### WRITTEN TASK
Scan the records for the word "Euro". Copy each line that includes it.

### MATERIAL PROVIDED
────────

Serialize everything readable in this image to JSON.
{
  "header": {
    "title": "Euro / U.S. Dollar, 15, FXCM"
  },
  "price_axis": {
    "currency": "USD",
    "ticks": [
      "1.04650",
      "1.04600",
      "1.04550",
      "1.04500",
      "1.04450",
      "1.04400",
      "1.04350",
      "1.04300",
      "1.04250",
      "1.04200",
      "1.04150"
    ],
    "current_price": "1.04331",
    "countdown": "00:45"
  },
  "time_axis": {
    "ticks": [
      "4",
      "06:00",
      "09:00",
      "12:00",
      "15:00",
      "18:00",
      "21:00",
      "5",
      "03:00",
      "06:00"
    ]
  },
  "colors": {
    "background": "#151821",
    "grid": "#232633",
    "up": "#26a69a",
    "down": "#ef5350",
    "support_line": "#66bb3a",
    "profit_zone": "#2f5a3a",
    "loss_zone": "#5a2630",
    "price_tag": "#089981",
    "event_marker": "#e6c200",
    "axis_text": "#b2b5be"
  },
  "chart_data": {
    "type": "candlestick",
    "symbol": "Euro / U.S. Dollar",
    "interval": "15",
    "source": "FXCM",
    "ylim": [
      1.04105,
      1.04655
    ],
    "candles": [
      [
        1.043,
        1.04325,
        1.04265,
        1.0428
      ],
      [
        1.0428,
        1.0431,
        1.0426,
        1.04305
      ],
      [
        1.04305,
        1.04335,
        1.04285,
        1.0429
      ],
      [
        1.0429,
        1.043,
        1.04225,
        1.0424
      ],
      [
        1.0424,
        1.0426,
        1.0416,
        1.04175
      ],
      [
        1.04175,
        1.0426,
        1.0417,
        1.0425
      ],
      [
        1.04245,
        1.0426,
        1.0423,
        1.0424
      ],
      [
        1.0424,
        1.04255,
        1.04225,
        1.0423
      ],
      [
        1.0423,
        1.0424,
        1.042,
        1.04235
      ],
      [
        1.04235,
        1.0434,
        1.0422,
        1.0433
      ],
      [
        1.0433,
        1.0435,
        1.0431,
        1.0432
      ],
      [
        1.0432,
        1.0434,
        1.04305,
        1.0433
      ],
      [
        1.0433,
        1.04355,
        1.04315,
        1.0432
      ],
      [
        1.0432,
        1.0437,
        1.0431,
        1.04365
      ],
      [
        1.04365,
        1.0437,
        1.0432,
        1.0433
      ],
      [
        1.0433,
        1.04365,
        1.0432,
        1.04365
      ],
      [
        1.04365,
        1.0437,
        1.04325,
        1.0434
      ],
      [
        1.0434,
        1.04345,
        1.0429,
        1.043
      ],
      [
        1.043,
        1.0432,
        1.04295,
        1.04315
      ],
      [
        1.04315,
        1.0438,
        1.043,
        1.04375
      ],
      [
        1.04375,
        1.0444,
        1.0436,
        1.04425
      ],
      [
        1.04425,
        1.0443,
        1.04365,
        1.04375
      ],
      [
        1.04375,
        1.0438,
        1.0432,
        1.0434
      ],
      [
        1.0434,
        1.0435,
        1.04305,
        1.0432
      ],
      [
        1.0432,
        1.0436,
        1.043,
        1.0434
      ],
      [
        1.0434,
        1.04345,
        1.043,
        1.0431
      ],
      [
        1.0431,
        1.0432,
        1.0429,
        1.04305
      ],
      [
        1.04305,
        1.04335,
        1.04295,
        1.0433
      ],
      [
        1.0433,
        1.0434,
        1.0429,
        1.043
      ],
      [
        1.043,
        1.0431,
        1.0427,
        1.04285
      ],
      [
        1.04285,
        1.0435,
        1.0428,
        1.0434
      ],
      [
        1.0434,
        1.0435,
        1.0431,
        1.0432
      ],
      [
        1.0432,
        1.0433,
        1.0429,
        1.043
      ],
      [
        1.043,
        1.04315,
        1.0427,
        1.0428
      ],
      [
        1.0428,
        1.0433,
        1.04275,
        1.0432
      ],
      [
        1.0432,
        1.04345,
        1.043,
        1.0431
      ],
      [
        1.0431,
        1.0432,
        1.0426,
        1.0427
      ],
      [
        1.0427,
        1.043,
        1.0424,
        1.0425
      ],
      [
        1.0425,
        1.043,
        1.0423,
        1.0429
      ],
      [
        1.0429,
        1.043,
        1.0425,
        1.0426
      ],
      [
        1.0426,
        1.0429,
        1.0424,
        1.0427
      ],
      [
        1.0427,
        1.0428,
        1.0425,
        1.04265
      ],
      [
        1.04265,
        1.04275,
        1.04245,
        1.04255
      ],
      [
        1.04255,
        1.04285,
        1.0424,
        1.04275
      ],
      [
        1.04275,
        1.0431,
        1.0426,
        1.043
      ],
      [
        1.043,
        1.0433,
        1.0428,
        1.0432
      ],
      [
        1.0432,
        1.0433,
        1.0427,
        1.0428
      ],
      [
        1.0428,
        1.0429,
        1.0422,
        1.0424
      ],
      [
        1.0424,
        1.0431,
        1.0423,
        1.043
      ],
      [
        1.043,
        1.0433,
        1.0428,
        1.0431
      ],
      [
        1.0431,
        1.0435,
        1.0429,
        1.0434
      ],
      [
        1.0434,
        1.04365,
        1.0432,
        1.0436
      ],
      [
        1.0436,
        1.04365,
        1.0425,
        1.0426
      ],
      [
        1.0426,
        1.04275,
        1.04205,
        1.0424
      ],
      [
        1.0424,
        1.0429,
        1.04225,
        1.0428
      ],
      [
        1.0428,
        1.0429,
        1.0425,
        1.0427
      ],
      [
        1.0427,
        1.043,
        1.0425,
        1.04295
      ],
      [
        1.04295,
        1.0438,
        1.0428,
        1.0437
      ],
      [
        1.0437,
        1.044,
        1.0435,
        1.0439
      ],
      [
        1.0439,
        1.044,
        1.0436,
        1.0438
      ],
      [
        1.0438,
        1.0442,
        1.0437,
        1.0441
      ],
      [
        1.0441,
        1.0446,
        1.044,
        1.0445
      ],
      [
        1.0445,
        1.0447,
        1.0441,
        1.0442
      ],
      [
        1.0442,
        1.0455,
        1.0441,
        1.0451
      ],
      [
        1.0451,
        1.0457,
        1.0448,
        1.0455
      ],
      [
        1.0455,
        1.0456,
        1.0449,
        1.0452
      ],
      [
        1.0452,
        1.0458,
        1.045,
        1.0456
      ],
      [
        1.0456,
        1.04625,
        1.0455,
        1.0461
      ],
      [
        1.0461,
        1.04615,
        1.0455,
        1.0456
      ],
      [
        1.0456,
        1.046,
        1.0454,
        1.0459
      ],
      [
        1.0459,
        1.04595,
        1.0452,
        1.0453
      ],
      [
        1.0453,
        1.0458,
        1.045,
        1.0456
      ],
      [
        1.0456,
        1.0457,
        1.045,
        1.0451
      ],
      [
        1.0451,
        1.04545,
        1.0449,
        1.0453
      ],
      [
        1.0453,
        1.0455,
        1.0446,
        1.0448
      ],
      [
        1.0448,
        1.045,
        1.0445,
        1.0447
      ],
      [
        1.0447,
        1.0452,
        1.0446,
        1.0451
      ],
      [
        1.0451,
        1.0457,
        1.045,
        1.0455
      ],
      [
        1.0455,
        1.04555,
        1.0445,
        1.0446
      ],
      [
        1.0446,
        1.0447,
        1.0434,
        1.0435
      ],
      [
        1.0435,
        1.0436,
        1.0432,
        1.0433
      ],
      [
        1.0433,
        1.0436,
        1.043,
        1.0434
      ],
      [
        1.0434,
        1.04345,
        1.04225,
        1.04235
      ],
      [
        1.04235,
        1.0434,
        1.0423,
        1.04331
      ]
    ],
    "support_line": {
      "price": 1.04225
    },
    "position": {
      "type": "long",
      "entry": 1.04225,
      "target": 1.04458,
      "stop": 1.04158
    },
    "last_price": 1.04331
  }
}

────────

### EXERCISE RESPONSE
    "title": "Euro / U.S. Dollar, 15, FXCM"
    "symbol": "Euro / U.S. Dollar",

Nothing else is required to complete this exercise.